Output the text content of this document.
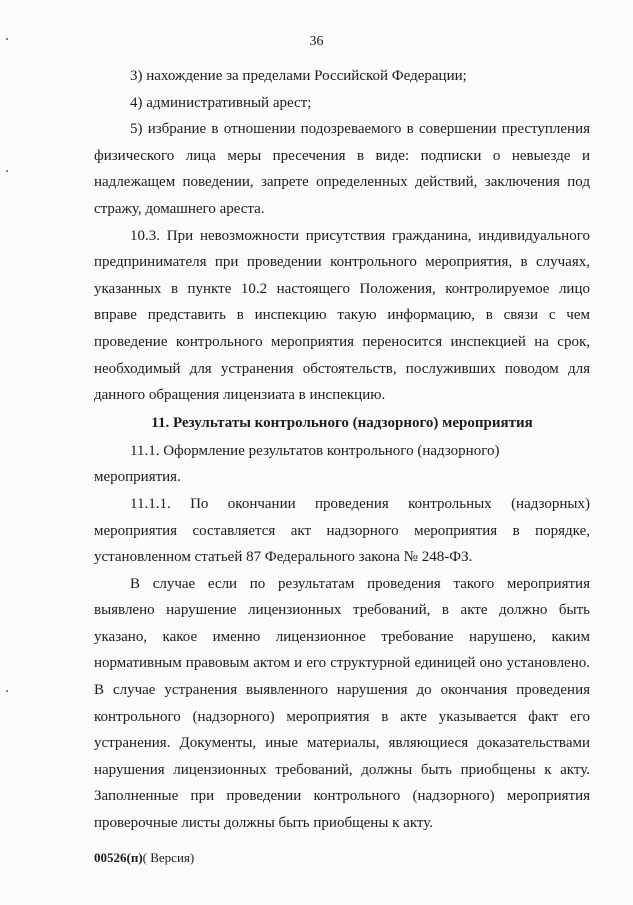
36

3) нахождение за пределами Российской Федерации;

4) административный арест;

5) избрание в отношении подозреваемого в совершении преступления физического лица меры пресечения в виде: подписки о невыезде и надлежащем поведении, запрете определенных действий, заключения под стражу, домашнего ареста.

10.3. При невозможности присутствия гражданина, индивидуального предпринимателя при проведении контрольного мероприятия, в случаях, указанных в пункте 10.2 настоящего Положения, контролируемое лицо вправе представить в инспекцию такую информацию, в связи с чем проведение контрольного мероприятия переносится инспекцией на срок, необходимый для устранения обстоятельств, послуживших поводом для данного обращения лицензиата в инспекцию.

11. Результаты контрольного (надзорного) мероприятия

11.1. Оформление результатов контрольного (надзорного) мероприятия.

11.1.1. По окончании проведения контрольных (надзорных) мероприятия составляется акт надзорного мероприятия в порядке, установленном статьей 87 Федерального закона № 248-ФЗ.

В случае если по результатам проведения такого мероприятия выявлено нарушение лицензионных требований, в акте должно быть указано, какое именно лицензионное требование нарушено, каким нормативным правовым актом и его структурной единицей оно установлено. В случае устранения выявленного нарушения до окончания проведения контрольного (надзорного) мероприятия в акте указывается факт его устранения. Документы, иные материалы, являющиеся доказательствами нарушения лицензионных требований, должны быть приобщены к акту. Заполненные при проведении контрольного (надзорного) мероприятия проверочные листы должны быть приобщены к акту.

00526(п)( Версия)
============================================================
— Goal —
Reproduce the material in its entirety and word for word, without the pictures.

— Output of the exercise —
Output the text content of this document.
36

3) нахождение за пределами Российской Федерации;

4) административный арест;

5) избрание в отношении подозреваемого в совершении преступления физического лица меры пресечения в виде: подписки о невыезде и надлежащем поведении, запрете определенных действий, заключения под стражу, домашнего ареста.

10.3. При невозможности присутствия гражданина, индивидуального предпринимателя при проведении контрольного мероприятия, в случаях, указанных в пункте 10.2 настоящего Положения, контролируемое лицо вправе представить в инспекцию такую информацию, в связи с чем проведение контрольного мероприятия переносится инспекцией на срок, необходимый для устранения обстоятельств, послуживших поводом для данного обращения лицензиата в инспекцию.

11. Результаты контрольного (надзорного) мероприятия

11.1. Оформление результатов контрольного (надзорного) мероприятия.

11.1.1. По окончании проведения контрольных (надзорных) мероприятия составляется акт надзорного мероприятия в порядке, установленном статьей 87 Федерального закона № 248-ФЗ.

В случае если по результатам проведения такого мероприятия выявлено нарушение лицензионных требований, в акте должно быть указано, какое именно лицензионное требование нарушено, каким нормативным правовым актом и его структурной единицей оно установлено. В случае устранения выявленного нарушения до окончания проведения контрольного (надзорного) мероприятия в акте указывается факт его устранения. Документы, иные материалы, являющиеся доказательствами нарушения лицензионных требований, должны быть приобщены к акту. Заполненные при проведении контрольного (надзорного) мероприятия проверочные листы должны быть приобщены к акту.

00526(п)( Версия)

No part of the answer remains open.